------ Exercise inputs ------

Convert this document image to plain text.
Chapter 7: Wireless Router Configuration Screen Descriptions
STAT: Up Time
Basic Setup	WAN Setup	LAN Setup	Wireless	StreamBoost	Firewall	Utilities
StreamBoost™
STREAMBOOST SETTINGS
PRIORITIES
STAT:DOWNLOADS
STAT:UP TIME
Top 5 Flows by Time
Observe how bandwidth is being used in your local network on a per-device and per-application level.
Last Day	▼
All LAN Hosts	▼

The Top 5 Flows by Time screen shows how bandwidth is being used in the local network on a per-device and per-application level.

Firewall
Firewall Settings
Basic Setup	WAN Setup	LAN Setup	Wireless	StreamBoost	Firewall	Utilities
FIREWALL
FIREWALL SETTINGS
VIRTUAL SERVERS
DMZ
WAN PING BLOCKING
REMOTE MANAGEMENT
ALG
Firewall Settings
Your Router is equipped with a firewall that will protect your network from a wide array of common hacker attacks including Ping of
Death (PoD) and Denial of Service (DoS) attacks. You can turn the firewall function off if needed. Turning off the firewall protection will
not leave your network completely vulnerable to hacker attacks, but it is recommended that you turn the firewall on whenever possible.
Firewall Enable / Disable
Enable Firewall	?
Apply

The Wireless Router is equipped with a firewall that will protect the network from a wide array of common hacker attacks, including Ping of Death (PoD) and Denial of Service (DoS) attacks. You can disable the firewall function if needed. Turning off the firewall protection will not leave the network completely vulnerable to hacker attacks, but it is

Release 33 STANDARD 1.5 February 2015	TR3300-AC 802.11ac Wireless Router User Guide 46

------
------ Exercise inputs ------

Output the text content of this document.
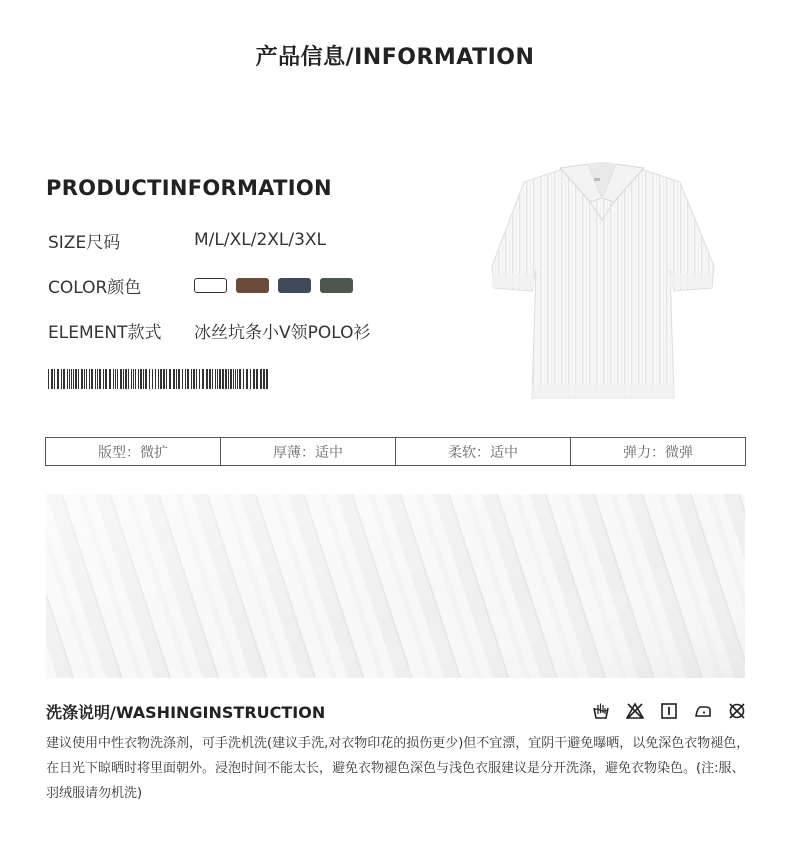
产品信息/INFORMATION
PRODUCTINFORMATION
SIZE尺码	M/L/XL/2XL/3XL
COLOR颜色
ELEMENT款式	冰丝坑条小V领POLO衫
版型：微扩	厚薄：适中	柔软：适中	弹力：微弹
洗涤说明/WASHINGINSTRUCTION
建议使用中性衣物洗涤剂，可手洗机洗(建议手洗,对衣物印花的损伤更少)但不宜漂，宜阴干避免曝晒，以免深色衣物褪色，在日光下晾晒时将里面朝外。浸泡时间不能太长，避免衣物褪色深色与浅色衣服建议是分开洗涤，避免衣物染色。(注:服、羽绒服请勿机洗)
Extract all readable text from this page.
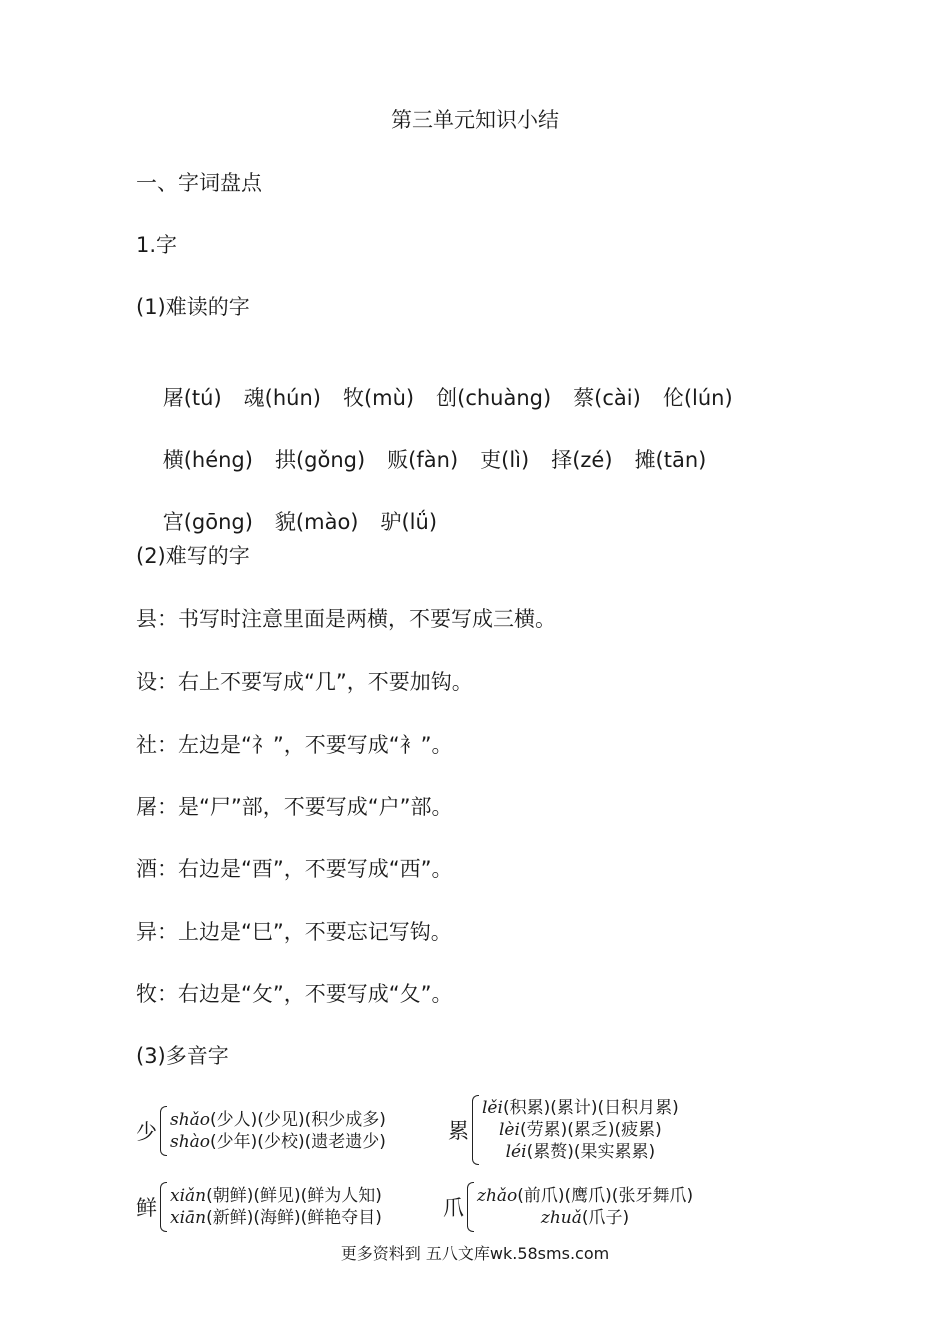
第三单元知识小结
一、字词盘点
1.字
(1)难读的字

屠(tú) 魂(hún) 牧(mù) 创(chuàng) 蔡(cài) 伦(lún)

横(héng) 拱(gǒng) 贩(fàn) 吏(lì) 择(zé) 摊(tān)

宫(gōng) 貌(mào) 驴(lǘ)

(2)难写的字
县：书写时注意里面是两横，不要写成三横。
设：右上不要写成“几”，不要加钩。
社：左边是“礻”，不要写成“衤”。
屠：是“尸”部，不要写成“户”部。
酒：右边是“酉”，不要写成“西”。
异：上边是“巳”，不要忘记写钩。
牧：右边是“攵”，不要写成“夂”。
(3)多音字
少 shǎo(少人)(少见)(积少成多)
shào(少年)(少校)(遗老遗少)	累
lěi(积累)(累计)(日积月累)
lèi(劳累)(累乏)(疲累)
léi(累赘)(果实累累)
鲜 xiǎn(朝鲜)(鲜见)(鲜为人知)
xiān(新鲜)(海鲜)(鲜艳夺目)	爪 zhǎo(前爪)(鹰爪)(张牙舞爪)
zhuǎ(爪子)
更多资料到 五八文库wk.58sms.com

------
------ Exercise inputs ------

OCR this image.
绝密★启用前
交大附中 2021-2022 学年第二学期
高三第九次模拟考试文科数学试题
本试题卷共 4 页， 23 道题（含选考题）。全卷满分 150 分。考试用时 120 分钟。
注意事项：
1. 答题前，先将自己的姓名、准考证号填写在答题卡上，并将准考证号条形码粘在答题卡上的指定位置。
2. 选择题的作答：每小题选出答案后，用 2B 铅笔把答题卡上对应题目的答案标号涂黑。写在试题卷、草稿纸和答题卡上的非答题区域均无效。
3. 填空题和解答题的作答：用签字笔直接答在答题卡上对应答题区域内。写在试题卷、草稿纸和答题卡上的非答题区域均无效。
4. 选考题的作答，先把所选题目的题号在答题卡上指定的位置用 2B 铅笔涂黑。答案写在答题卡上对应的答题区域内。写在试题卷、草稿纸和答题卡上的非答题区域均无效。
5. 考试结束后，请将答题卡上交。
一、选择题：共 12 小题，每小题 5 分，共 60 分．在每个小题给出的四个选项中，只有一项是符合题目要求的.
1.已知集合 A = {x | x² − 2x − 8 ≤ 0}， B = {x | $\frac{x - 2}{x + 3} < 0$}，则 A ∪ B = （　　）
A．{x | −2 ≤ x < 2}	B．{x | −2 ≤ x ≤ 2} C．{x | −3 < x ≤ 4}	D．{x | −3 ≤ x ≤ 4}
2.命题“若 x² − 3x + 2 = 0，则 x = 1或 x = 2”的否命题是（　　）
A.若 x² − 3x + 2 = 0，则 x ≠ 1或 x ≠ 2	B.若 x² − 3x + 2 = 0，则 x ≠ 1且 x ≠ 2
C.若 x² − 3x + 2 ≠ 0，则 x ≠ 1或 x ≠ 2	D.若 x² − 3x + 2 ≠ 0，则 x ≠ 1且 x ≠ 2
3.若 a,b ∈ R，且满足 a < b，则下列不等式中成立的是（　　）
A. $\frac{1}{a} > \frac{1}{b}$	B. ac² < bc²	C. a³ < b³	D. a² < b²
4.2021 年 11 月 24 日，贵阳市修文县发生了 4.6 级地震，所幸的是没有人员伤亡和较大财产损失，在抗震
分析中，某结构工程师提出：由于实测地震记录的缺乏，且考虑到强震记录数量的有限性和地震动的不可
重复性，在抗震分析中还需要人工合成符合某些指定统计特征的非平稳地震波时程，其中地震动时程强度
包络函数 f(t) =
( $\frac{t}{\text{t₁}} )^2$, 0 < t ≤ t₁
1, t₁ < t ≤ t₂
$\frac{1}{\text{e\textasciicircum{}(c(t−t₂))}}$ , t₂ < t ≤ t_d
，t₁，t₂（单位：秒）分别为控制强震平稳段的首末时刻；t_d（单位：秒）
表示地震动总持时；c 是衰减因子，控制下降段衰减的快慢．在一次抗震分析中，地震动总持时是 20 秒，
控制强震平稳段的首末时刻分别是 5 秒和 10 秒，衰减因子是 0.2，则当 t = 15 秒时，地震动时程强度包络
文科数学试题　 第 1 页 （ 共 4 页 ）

------

Your instructions
From the listing above, copy out each line where the word "used" appears.

Correct answer
Observe how bandwidth is being used in your local network on a per-device and per-application level.
The Top 5 Flows by Time screen shows how bandwidth is being used in the local network on a per-device and per-application level.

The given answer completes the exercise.